### [Given instruction]
Provide an exact copy of the data, excluding the images.

### [Data section]

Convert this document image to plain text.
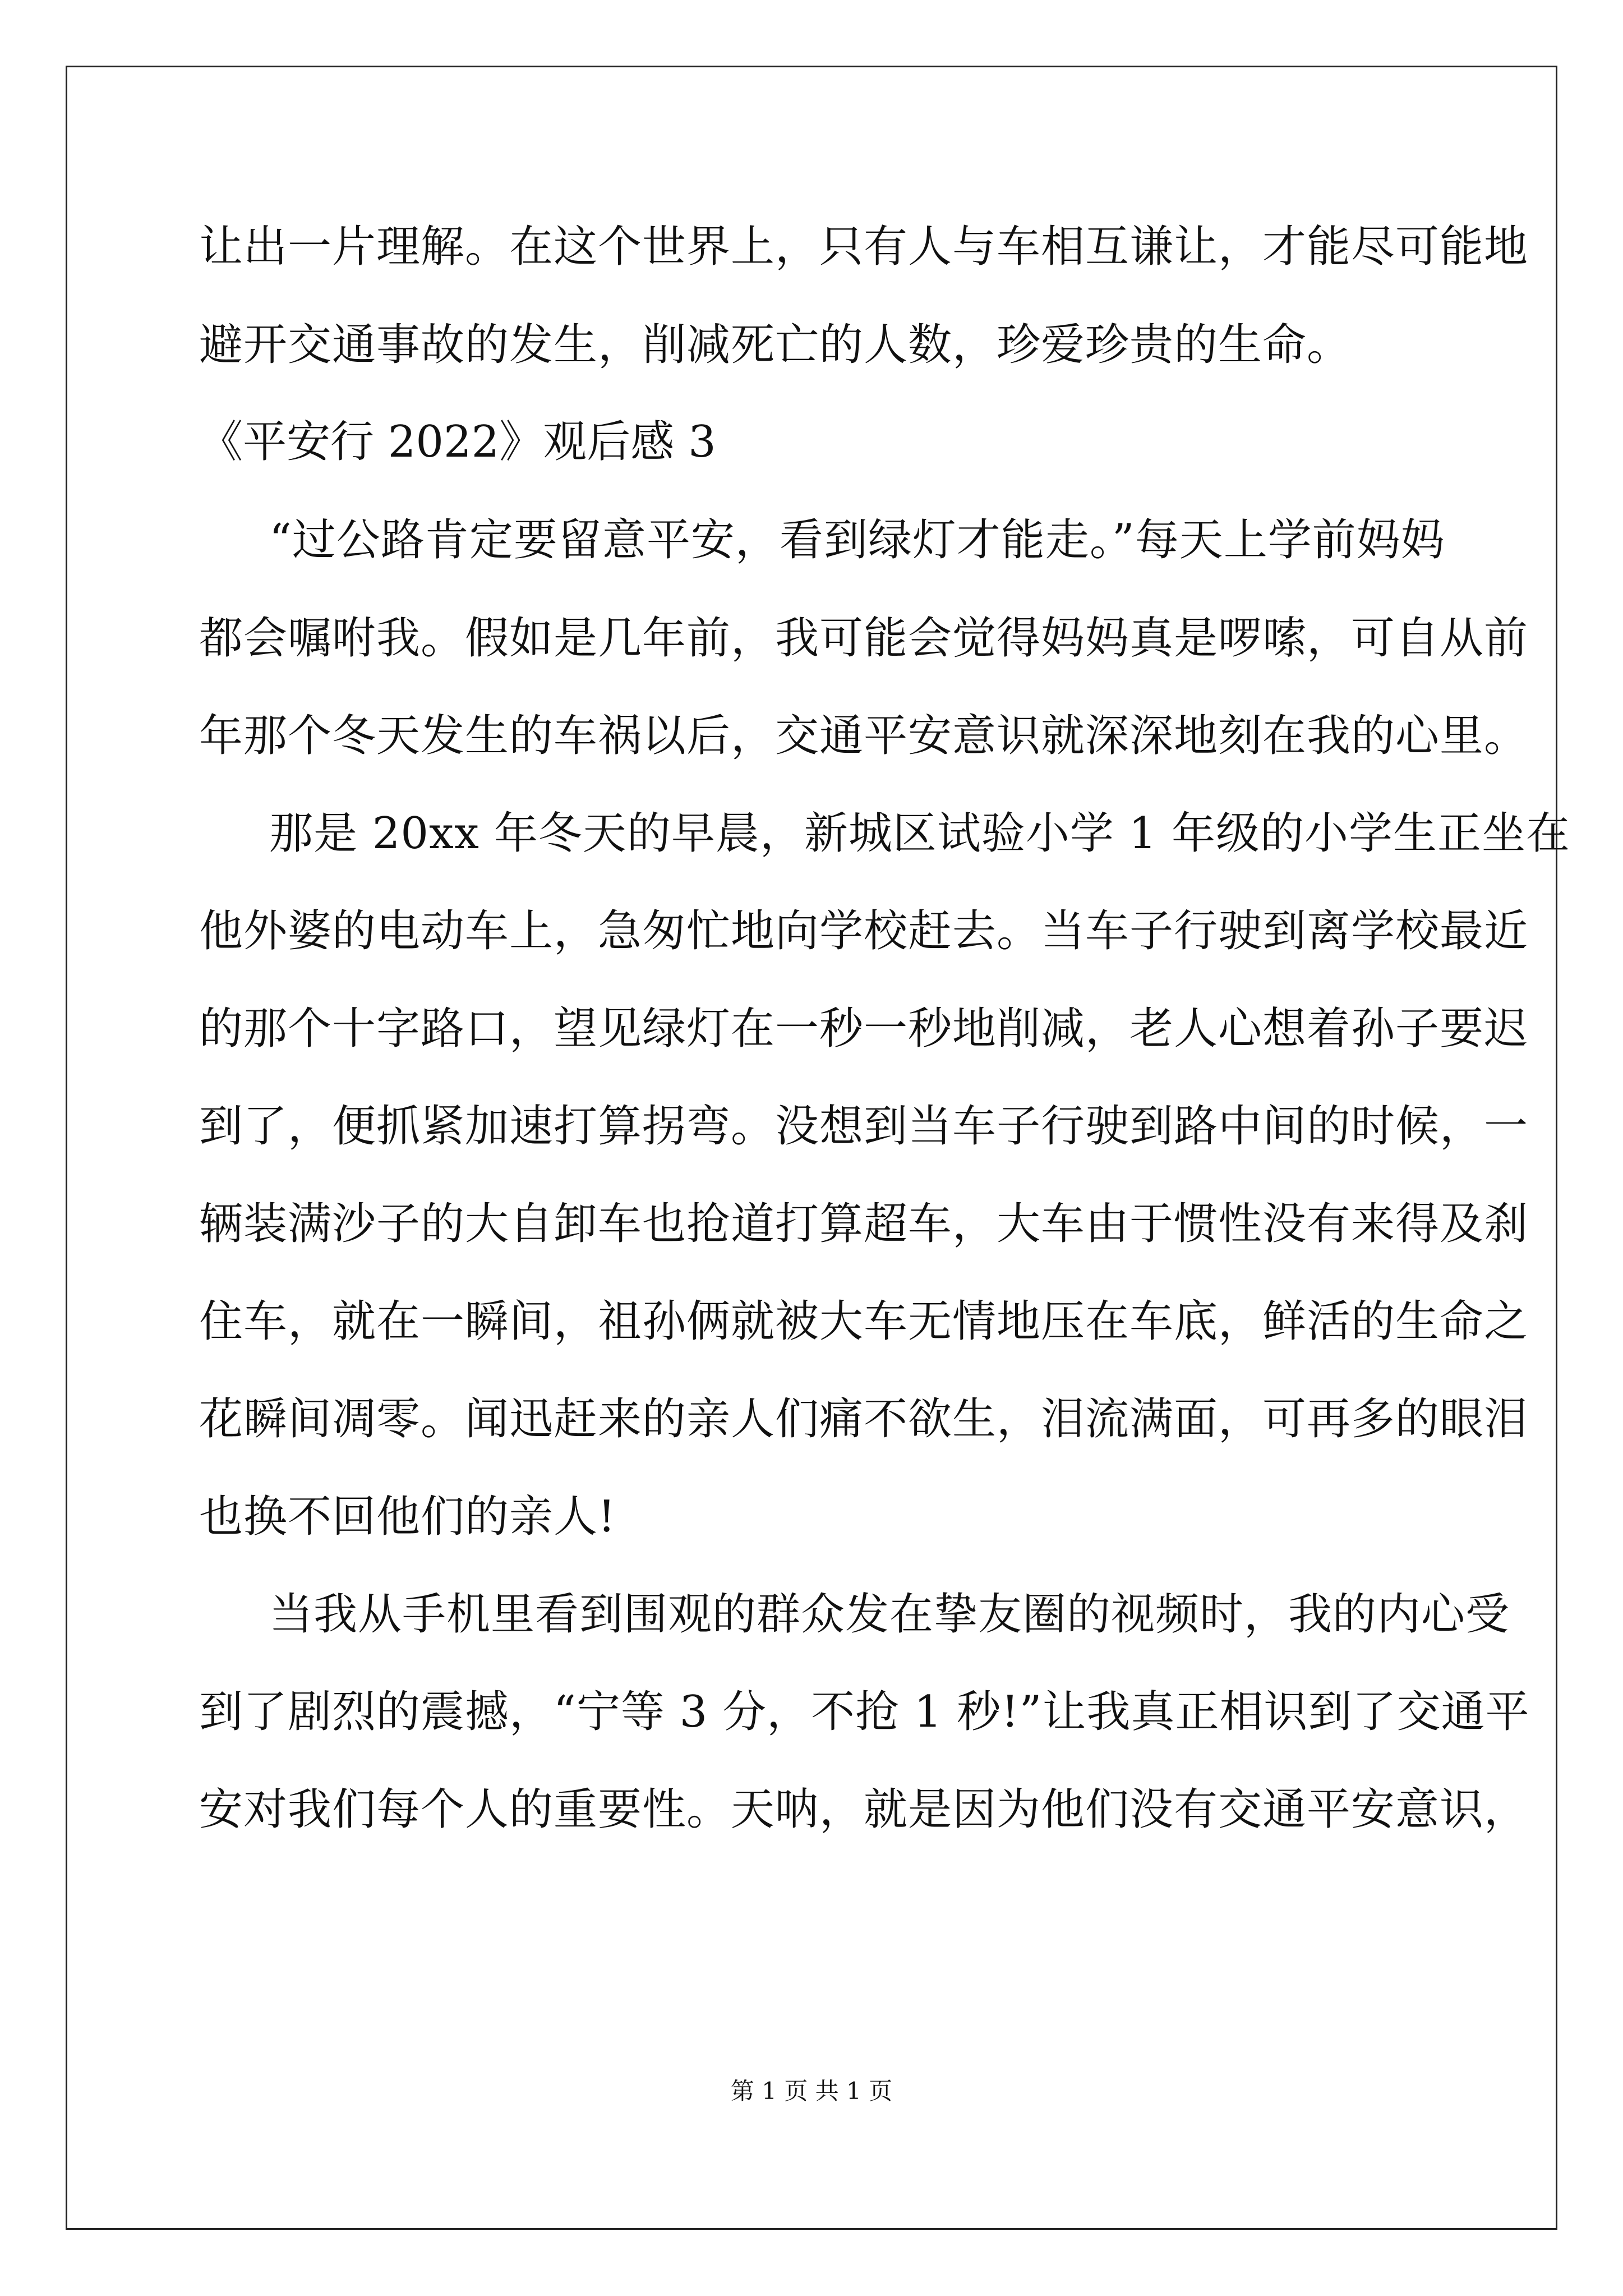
让出一片理解。在这个世界上，只有人与车相互谦让，才能尽可能地
避开交通事故的发生，削减死亡的人数，珍爱珍贵的生命。
《平安行 2022》观后感 3
“过公路肯定要留意平安，看到绿灯才能走。”每天上学前妈妈
都会嘱咐我。假如是几年前，我可能会觉得妈妈真是啰嗦，可自从前
年那个冬天发生的车祸以后，交通平安意识就深深地刻在我的心里。
那是 20xx 年冬天的早晨，新城区试验小学 1 年级的小学生正坐在
他外婆的电动车上，急匆忙地向学校赶去。当车子行驶到离学校最近
的那个十字路口，望见绿灯在一秒一秒地削减，老人心想着孙子要迟
到了，便抓紧加速打算拐弯。没想到当车子行驶到路中间的时候，一
辆装满沙子的大自卸车也抢道打算超车，大车由于惯性没有来得及刹
住车，就在一瞬间，祖孙俩就被大车无情地压在车底，鲜活的生命之
花瞬间凋零。闻迅赶来的亲人们痛不欲生，泪流满面，可再多的眼泪
也换不回他们的亲人!
当我从手机里看到围观的群众发在挚友圈的视频时，我的内心受
到了剧烈的震撼，“宁等 3 分，不抢 1 秒!”让我真正相识到了交通平
安对我们每个人的重要性。天呐，就是因为他们没有交通平安意识，
第 1 页 共 1 页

### [Correct output]
Convert this document image to plain text.
让出一片理解。在这个世界上，只有人与车相互谦让，才能尽可能地
避开交通事故的发生，削减死亡的人数，珍爱珍贵的生命。
《平安行 2022》观后感 3
“过公路肯定要留意平安，看到绿灯才能走。”每天上学前妈妈
都会嘱咐我。假如是几年前，我可能会觉得妈妈真是啰嗦，可自从前
年那个冬天发生的车祸以后，交通平安意识就深深地刻在我的心里。
那是 20xx 年冬天的早晨，新城区试验小学 1 年级的小学生正坐在
他外婆的电动车上，急匆忙地向学校赶去。当车子行驶到离学校最近
的那个十字路口，望见绿灯在一秒一秒地削减，老人心想着孙子要迟
到了，便抓紧加速打算拐弯。没想到当车子行驶到路中间的时候，一
辆装满沙子的大自卸车也抢道打算超车，大车由于惯性没有来得及刹
住车，就在一瞬间，祖孙俩就被大车无情地压在车底，鲜活的生命之
花瞬间凋零。闻迅赶来的亲人们痛不欲生，泪流满面，可再多的眼泪
也换不回他们的亲人!
当我从手机里看到围观的群众发在挚友圈的视频时，我的内心受
到了剧烈的震撼，“宁等 3 分，不抢 1 秒!”让我真正相识到了交通平
安对我们每个人的重要性。天呐，就是因为他们没有交通平安意识，
第 1 页 共 1 页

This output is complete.